* [REQUIRED WORK]: Will you give every entry again exactly as it stands?

* [DATASET RECORDS]:
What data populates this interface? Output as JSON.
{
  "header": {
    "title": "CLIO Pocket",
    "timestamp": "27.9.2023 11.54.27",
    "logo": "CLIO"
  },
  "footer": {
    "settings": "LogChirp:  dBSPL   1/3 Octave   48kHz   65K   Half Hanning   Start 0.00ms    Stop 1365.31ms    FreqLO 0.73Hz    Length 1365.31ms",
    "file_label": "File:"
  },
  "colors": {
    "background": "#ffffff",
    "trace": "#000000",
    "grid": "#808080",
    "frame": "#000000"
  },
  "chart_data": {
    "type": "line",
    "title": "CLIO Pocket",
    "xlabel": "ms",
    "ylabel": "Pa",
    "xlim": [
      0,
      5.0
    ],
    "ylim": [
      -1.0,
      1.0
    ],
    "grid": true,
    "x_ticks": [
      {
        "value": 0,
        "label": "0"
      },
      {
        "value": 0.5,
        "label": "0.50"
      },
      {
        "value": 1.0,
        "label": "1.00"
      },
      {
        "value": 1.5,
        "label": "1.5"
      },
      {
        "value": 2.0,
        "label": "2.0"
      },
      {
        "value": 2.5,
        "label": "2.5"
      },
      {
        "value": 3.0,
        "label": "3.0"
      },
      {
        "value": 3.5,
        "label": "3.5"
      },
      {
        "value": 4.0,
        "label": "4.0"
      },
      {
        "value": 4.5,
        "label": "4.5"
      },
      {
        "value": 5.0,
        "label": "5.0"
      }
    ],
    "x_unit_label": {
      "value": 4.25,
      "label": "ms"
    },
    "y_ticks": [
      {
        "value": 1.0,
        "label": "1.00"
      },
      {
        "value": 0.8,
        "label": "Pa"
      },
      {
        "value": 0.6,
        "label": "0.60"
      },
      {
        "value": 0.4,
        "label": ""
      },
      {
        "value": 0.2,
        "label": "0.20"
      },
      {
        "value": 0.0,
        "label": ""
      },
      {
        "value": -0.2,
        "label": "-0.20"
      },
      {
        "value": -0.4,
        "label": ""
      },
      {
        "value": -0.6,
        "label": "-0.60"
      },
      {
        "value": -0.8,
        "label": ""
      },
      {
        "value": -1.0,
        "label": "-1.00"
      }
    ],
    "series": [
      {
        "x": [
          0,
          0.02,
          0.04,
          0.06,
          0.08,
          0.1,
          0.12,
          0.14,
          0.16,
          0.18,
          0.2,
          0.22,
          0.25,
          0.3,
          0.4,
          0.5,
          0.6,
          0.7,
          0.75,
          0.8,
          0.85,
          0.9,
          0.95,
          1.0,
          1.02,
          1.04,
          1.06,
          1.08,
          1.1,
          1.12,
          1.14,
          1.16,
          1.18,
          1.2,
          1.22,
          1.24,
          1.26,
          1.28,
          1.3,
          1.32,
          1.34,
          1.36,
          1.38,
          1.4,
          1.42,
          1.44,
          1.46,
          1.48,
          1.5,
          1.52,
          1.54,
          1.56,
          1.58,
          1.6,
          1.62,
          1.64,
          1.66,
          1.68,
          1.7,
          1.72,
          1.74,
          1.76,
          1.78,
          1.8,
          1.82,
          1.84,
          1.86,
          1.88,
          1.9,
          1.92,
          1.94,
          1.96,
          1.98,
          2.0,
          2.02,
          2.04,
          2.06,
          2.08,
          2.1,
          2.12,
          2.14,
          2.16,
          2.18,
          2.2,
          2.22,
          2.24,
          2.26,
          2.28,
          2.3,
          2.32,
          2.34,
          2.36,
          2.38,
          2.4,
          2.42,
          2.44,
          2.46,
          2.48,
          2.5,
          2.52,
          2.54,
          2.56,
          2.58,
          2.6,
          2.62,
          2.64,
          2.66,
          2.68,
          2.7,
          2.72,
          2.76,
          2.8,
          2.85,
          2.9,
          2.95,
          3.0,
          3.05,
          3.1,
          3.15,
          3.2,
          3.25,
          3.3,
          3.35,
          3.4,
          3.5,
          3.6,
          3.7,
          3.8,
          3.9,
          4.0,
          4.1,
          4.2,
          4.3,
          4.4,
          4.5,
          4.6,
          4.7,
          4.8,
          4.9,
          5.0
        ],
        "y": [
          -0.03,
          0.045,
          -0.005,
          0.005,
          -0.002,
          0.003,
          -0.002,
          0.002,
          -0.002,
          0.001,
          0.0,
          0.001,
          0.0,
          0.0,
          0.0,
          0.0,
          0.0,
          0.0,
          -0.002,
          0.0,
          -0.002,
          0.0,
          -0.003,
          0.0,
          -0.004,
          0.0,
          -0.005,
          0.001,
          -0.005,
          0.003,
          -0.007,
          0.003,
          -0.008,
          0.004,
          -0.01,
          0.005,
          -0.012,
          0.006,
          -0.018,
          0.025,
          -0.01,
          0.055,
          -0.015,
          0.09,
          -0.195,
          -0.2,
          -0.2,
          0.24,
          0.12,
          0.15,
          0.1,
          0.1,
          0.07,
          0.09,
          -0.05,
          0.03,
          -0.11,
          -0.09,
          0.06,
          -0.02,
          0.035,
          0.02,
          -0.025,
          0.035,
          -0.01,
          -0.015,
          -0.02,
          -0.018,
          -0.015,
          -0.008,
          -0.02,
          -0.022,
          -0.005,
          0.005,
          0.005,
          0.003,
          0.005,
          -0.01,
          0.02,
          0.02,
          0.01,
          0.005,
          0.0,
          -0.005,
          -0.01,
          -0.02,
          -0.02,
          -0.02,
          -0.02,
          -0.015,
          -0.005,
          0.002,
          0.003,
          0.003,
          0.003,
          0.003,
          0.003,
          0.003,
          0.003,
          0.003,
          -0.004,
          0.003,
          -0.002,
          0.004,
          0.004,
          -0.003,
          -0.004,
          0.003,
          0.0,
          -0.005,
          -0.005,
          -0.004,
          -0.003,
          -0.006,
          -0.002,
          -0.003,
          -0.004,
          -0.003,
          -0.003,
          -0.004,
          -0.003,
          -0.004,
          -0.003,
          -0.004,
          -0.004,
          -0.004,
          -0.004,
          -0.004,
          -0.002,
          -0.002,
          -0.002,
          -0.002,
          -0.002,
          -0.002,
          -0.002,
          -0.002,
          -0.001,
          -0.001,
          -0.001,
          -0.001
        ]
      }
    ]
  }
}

* [COMPLETE ANSWER]:
What data populates this interface? Output as JSON.
{
  "header": {
    "title": "CLIO Pocket",
    "timestamp": "27.9.2023 11.54.27",
    "logo": "CLIO"
  },
  "footer": {
    "settings": "LogChirp:  dBSPL   1/3 Octave   48kHz   65K   Half Hanning   Start 0.00ms    Stop 1365.31ms    FreqLO 0.73Hz    Length 1365.31ms",
    "file_label": "File:"
  },
  "colors": {
    "background": "#ffffff",
    "trace": "#000000",
    "grid": "#808080",
    "frame": "#000000"
  },
  "chart_data": {
    "type": "line",
    "title": "CLIO Pocket",
    "xlabel": "ms",
    "ylabel": "Pa",
    "xlim": [
      0,
      5.0
    ],
    "ylim": [
      -1.0,
      1.0
    ],
    "grid": true,
    "x_ticks": [
      {
        "value": 0,
        "label": "0"
      },
      {
        "value": 0.5,
        "label": "0.50"
      },
      {
        "value": 1.0,
        "label": "1.00"
      },
      {
        "value": 1.5,
        "label": "1.5"
      },
      {
        "value": 2.0,
        "label": "2.0"
      },
      {
        "value": 2.5,
        "label": "2.5"
      },
      {
        "value": 3.0,
        "label": "3.0"
      },
      {
        "value": 3.5,
        "label": "3.5"
      },
      {
        "value": 4.0,
        "label": "4.0"
      },
      {
        "value": 4.5,
        "label": "4.5"
      },
      {
        "value": 5.0,
        "label": "5.0"
      }
    ],
    "x_unit_label": {
      "value": 4.25,
      "label": "ms"
    },
    "y_ticks": [
      {
        "value": 1.0,
        "label": "1.00"
      },
      {
        "value": 0.8,
        "label": "Pa"
      },
      {
        "value": 0.6,
        "label": "0.60"
      },
      {
        "value": 0.4,
        "label": ""
      },
      {
        "value": 0.2,
        "label": "0.20"
      },
      {
        "value": 0.0,
        "label": ""
      },
      {
        "value": -0.2,
        "label": "-0.20"
      },
      {
        "value": -0.4,
        "label": ""
      },
      {
        "value": -0.6,
        "label": "-0.60"
      },
      {
        "value": -0.8,
        "label": ""
      },
      {
        "value": -1.0,
        "label": "-1.00"
      }
    ],
    "series": [
      {
        "x": [
          0,
          0.02,
          0.04,
          0.06,
          0.08,
          0.1,
          0.12,
          0.14,
          0.16,
          0.18,
          0.2,
          0.22,
          0.25,
          0.3,
          0.4,
          0.5,
          0.6,
          0.7,
          0.75,
          0.8,
          0.85,
          0.9,
          0.95,
          1.0,
          1.02,
          1.04,
          1.06,
          1.08,
          1.1,
          1.12,
          1.14,
          1.16,
          1.18,
          1.2,
          1.22,
          1.24,
          1.26,
          1.28,
          1.3,
          1.32,
          1.34,
          1.36,
          1.38,
          1.4,
          1.42,
          1.44,
          1.46,
          1.48,
          1.5,
          1.52,
          1.54,
          1.56,
          1.58,
          1.6,
          1.62,
          1.64,
          1.66,
          1.68,
          1.7,
          1.72,
          1.74,
          1.76,
          1.78,
          1.8,
          1.82,
          1.84,
          1.86,
          1.88,
          1.9,
          1.92,
          1.94,
          1.96,
          1.98,
          2.0,
          2.02,
          2.04,
          2.06,
          2.08,
          2.1,
          2.12,
          2.14,
          2.16,
          2.18,
          2.2,
          2.22,
          2.24,
          2.26,
          2.28,
          2.3,
          2.32,
          2.34,
          2.36,
          2.38,
          2.4,
          2.42,
          2.44,
          2.46,
          2.48,
          2.5,
          2.52,
          2.54,
          2.56,
          2.58,
          2.6,
          2.62,
          2.64,
          2.66,
          2.68,
          2.7,
          2.72,
          2.76,
          2.8,
          2.85,
          2.9,
          2.95,
          3.0,
          3.05,
          3.1,
          3.15,
          3.2,
          3.25,
          3.3,
          3.35,
          3.4,
          3.5,
          3.6,
          3.7,
          3.8,
          3.9,
          4.0,
          4.1,
          4.2,
          4.3,
          4.4,
          4.5,
          4.6,
          4.7,
          4.8,
          4.9,
          5.0
        ],
        "y": [
          -0.03,
          0.045,
          -0.005,
          0.005,
          -0.002,
          0.003,
          -0.002,
          0.002,
          -0.002,
          0.001,
          0.0,
          0.001,
          0.0,
          0.0,
          0.0,
          0.0,
          0.0,
          0.0,
          -0.002,
          0.0,
          -0.002,
          0.0,
          -0.003,
          0.0,
          -0.004,
          0.0,
          -0.005,
          0.001,
          -0.005,
          0.003,
          -0.007,
          0.003,
          -0.008,
          0.004,
          -0.01,
          0.005,
          -0.012,
          0.006,
          -0.018,
          0.025,
          -0.01,
          0.055,
          -0.015,
          0.09,
          -0.195,
          -0.2,
          -0.2,
          0.24,
          0.12,
          0.15,
          0.1,
          0.1,
          0.07,
          0.09,
          -0.05,
          0.03,
          -0.11,
          -0.09,
          0.06,
          -0.02,
          0.035,
          0.02,
          -0.025,
          0.035,
          -0.01,
          -0.015,
          -0.02,
          -0.018,
          -0.015,
          -0.008,
          -0.02,
          -0.022,
          -0.005,
          0.005,
          0.005,
          0.003,
          0.005,
          -0.01,
          0.02,
          0.02,
          0.01,
          0.005,
          0.0,
          -0.005,
          -0.01,
          -0.02,
          -0.02,
          -0.02,
          -0.02,
          -0.015,
          -0.005,
          0.002,
          0.003,
          0.003,
          0.003,
          0.003,
          0.003,
          0.003,
          0.003,
          0.003,
          -0.004,
          0.003,
          -0.002,
          0.004,
          0.004,
          -0.003,
          -0.004,
          0.003,
          0.0,
          -0.005,
          -0.005,
          -0.004,
          -0.003,
          -0.006,
          -0.002,
          -0.003,
          -0.004,
          -0.003,
          -0.003,
          -0.004,
          -0.003,
          -0.004,
          -0.003,
          -0.004,
          -0.004,
          -0.004,
          -0.004,
          -0.004,
          -0.002,
          -0.002,
          -0.002,
          -0.002,
          -0.002,
          -0.002,
          -0.002,
          -0.002,
          -0.001,
          -0.001,
          -0.001,
          -0.001
        ]
      }
    ]
  }
}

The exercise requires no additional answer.